▶ [WHAT IS ASKED]
Would you quote the material below in full and unchanged?

══ RAW DATA

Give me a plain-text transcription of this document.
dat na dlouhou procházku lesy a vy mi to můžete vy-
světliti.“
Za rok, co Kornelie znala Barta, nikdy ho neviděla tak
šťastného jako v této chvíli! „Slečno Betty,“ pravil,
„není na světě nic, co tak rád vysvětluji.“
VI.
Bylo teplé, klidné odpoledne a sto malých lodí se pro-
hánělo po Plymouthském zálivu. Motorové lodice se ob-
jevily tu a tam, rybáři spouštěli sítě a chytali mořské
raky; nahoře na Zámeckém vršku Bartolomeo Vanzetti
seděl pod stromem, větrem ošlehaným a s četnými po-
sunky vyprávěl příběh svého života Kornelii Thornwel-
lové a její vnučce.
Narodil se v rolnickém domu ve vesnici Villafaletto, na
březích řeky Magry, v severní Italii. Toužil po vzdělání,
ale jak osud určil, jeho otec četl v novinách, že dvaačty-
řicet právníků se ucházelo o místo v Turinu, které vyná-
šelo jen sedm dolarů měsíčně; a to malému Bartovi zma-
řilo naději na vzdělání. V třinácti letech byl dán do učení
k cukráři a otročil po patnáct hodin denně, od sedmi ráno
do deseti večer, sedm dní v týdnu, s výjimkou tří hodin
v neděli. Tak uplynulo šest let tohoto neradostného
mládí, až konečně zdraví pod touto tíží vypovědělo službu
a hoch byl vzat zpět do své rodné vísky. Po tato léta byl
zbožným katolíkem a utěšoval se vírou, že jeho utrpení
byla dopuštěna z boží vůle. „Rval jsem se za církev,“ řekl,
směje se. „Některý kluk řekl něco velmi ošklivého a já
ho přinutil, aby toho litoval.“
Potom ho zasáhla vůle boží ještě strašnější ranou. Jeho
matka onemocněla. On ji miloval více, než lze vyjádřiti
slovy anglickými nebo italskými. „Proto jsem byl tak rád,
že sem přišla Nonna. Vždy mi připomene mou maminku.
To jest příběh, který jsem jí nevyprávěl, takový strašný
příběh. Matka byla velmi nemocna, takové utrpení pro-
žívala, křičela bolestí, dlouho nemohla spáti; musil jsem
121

════

▶ [OUTPUT BELOW]
Give me a plain-text transcription of this document.
dat na dlouhou procházku lesy a vy mi to můžete vy-
světliti.“
Za rok, co Kornelie znala Barta, nikdy ho neviděla tak
šťastného jako v této chvíli! „Slečno Betty,“ pravil,
„není na světě nic, co tak rád vysvětluji.“
VI.
Bylo teplé, klidné odpoledne a sto malých lodí se pro-
hánělo po Plymouthském zálivu. Motorové lodice se ob-
jevily tu a tam, rybáři spouštěli sítě a chytali mořské
raky; nahoře na Zámeckém vršku Bartolomeo Vanzetti
seděl pod stromem, větrem ošlehaným a s četnými po-
sunky vyprávěl příběh svého života Kornelii Thornwel-
lové a její vnučce.
Narodil se v rolnickém domu ve vesnici Villafaletto, na
březích řeky Magry, v severní Italii. Toužil po vzdělání,
ale jak osud určil, jeho otec četl v novinách, že dvaačty-
řicet právníků se ucházelo o místo v Turinu, které vyná-
šelo jen sedm dolarů měsíčně; a to malému Bartovi zma-
řilo naději na vzdělání. V třinácti letech byl dán do učení
k cukráři a otročil po patnáct hodin denně, od sedmi ráno
do deseti večer, sedm dní v týdnu, s výjimkou tří hodin
v neděli. Tak uplynulo šest let tohoto neradostného
mládí, až konečně zdraví pod touto tíží vypovědělo službu
a hoch byl vzat zpět do své rodné vísky. Po tato léta byl
zbožným katolíkem a utěšoval se vírou, že jeho utrpení
byla dopuštěna z boží vůle. „Rval jsem se za církev,“ řekl,
směje se. „Některý kluk řekl něco velmi ošklivého a já
ho přinutil, aby toho litoval.“
Potom ho zasáhla vůle boží ještě strašnější ranou. Jeho
matka onemocněla. On ji miloval více, než lze vyjádřiti
slovy anglickými nebo italskými. „Proto jsem byl tak rád,
že sem přišla Nonna. Vždy mi připomene mou maminku.
To jest příběh, který jsem jí nevyprávěl, takový strašný
příběh. Matka byla velmi nemocna, takové utrpení pro-
žívala, křičela bolestí, dlouho nemohla spáti; musil jsem
121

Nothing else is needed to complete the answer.